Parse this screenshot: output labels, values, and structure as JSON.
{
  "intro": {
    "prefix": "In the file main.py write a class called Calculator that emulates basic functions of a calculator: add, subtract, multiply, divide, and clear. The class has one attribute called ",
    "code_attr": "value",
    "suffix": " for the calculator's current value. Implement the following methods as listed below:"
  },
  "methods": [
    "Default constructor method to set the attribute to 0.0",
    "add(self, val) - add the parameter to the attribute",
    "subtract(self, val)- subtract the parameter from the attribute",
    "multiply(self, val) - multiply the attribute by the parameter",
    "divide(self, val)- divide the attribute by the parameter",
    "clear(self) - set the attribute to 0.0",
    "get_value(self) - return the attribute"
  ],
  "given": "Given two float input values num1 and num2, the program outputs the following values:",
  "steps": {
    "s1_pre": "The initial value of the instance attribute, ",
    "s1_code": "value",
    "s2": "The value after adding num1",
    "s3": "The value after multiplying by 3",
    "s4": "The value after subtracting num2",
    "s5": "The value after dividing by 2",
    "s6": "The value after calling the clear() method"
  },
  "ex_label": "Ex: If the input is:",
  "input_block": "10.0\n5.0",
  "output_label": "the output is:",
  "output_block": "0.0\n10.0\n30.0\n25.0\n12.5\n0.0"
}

**TASK**
Please set down the whole listing above without altering a single line.

**REPLY**
Parse this screenshot: output labels, values, and structure as JSON.
{
  "intro": {
    "prefix": "In the file main.py write a class called Calculator that emulates basic functions of a calculator: add, subtract, multiply, divide, and clear. The class has one attribute called ",
    "code_attr": "value",
    "suffix": " for the calculator's current value. Implement the following methods as listed below:"
  },
  "methods": [
    "Default constructor method to set the attribute to 0.0",
    "add(self, val) - add the parameter to the attribute",
    "subtract(self, val)- subtract the parameter from the attribute",
    "multiply(self, val) - multiply the attribute by the parameter",
    "divide(self, val)- divide the attribute by the parameter",
    "clear(self) - set the attribute to 0.0",
    "get_value(self) - return the attribute"
  ],
  "given": "Given two float input values num1 and num2, the program outputs the following values:",
  "steps": {
    "s1_pre": "The initial value of the instance attribute, ",
    "s1_code": "value",
    "s2": "The value after adding num1",
    "s3": "The value after multiplying by 3",
    "s4": "The value after subtracting num2",
    "s5": "The value after dividing by 2",
    "s6": "The value after calling the clear() method"
  },
  "ex_label": "Ex: If the input is:",
  "input_block": "10.0\n5.0",
  "output_label": "the output is:",
  "output_block": "0.0\n10.0\n30.0\n25.0\n12.5\n0.0"
}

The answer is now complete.